- The task: Write out each line that follows exactly as it stands, without the pictures.

[Begin Input for this task]

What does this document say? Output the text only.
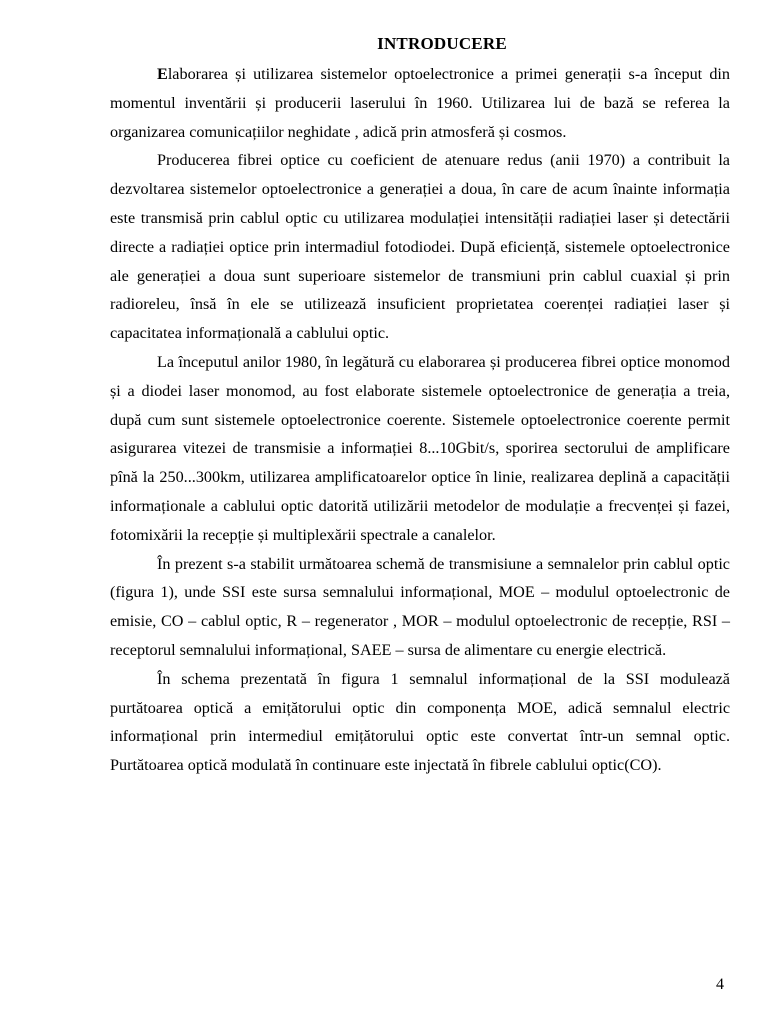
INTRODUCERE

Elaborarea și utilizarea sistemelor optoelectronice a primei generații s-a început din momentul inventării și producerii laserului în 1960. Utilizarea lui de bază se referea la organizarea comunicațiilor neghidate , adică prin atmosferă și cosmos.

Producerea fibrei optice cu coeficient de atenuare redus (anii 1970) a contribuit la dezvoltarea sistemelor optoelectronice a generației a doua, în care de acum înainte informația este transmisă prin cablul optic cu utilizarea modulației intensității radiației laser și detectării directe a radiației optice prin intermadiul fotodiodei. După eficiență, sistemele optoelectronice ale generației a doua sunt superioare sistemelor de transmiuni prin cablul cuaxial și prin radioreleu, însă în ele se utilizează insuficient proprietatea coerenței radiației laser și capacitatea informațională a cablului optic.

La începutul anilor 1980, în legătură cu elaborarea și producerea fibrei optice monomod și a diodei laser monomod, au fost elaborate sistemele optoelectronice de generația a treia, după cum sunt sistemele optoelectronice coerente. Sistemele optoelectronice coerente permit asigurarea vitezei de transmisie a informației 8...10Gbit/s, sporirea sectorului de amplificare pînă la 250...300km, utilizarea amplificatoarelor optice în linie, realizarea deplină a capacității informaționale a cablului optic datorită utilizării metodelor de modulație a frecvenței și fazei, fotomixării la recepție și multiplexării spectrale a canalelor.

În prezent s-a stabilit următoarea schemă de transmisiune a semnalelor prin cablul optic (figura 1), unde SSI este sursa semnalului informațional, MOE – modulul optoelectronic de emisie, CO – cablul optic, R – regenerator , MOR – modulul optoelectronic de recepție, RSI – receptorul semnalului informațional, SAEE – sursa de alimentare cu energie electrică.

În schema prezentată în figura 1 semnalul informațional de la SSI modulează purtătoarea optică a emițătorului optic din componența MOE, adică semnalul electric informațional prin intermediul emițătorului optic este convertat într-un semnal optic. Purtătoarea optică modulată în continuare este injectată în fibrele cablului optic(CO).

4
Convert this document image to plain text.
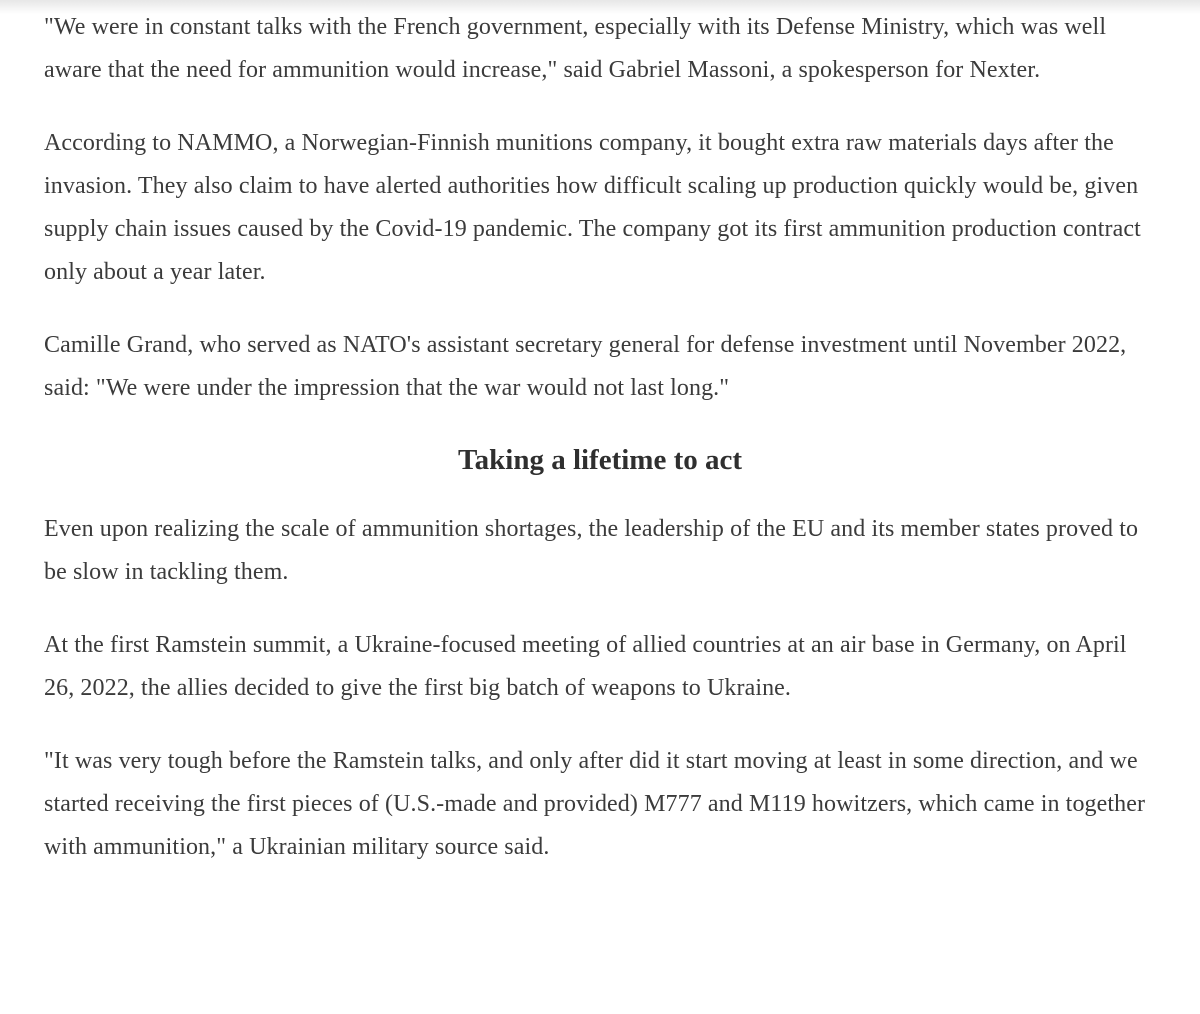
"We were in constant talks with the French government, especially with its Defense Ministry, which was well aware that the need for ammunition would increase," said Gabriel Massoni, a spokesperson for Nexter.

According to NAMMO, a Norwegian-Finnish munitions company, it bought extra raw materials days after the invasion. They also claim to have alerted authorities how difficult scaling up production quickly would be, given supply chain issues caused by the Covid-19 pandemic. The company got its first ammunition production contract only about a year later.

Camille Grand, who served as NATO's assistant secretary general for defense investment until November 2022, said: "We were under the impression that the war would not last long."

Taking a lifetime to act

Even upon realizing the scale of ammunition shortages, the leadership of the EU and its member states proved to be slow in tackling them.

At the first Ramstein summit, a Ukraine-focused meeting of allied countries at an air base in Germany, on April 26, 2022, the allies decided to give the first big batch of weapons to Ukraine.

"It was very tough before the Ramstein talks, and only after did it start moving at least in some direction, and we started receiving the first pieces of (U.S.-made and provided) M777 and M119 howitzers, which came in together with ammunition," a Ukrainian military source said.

[End Input for this task]

- Task output:
What does this document say? Output the text only.
INTRODUCERE

Elaborarea și utilizarea sistemelor optoelectronice a primei generații s-a început din momentul inventării și producerii laserului în 1960. Utilizarea lui de bază se referea la organizarea comunicațiilor neghidate , adică prin atmosferă și cosmos.

Producerea fibrei optice cu coeficient de atenuare redus (anii 1970) a contribuit la dezvoltarea sistemelor optoelectronice a generației a doua, în care de acum înainte informația este transmisă prin cablul optic cu utilizarea modulației intensității radiației laser și detectării directe a radiației optice prin intermadiul fotodiodei. După eficiență, sistemele optoelectronice ale generației a doua sunt superioare sistemelor de transmiuni prin cablul cuaxial și prin radioreleu, însă în ele se utilizează insuficient proprietatea coerenței radiației laser și capacitatea informațională a cablului optic.

La începutul anilor 1980, în legătură cu elaborarea și producerea fibrei optice monomod și a diodei laser monomod, au fost elaborate sistemele optoelectronice de generația a treia, după cum sunt sistemele optoelectronice coerente. Sistemele optoelectronice coerente permit asigurarea vitezei de transmisie a informației 8...10Gbit/s, sporirea sectorului de amplificare pînă la 250...300km, utilizarea amplificatoarelor optice în linie, realizarea deplină a capacității informaționale a cablului optic datorită utilizării metodelor de modulație a frecvenței și fazei, fotomixării la recepție și multiplexării spectrale a canalelor.

În prezent s-a stabilit următoarea schemă de transmisiune a semnalelor prin cablul optic (figura 1), unde SSI este sursa semnalului informațional, MOE – modulul optoelectronic de emisie, CO – cablul optic, R – regenerator , MOR – modulul optoelectronic de recepție, RSI – receptorul semnalului informațional, SAEE – sursa de alimentare cu energie electrică.

În schema prezentată în figura 1 semnalul informațional de la SSI modulează purtătoarea optică a emițătorului optic din componența MOE, adică semnalul electric informațional prin intermediul emițătorului optic este convertat într-un semnal optic. Purtătoarea optică modulată în continuare este injectată în fibrele cablului optic(CO).

4
Convert this document image to plain text.
"We were in constant talks with the French government, especially with its Defense Ministry, which was well aware that the need for ammunition would increase," said Gabriel Massoni, a spokesperson for Nexter.

According to NAMMO, a Norwegian-Finnish munitions company, it bought extra raw materials days after the invasion. They also claim to have alerted authorities how difficult scaling up production quickly would be, given supply chain issues caused by the Covid-19 pandemic. The company got its first ammunition production contract only about a year later.

Camille Grand, who served as NATO's assistant secretary general for defense investment until November 2022, said: "We were under the impression that the war would not last long."

Taking a lifetime to act

Even upon realizing the scale of ammunition shortages, the leadership of the EU and its member states proved to be slow in tackling them.

At the first Ramstein summit, a Ukraine-focused meeting of allied countries at an air base in Germany, on April 26, 2022, the allies decided to give the first big batch of weapons to Ukraine.

"It was very tough before the Ramstein talks, and only after did it start moving at least in some direction, and we started receiving the first pieces of (U.S.-made and provided) M777 and M119 howitzers, which came in together with ammunition," a Ukrainian military source said.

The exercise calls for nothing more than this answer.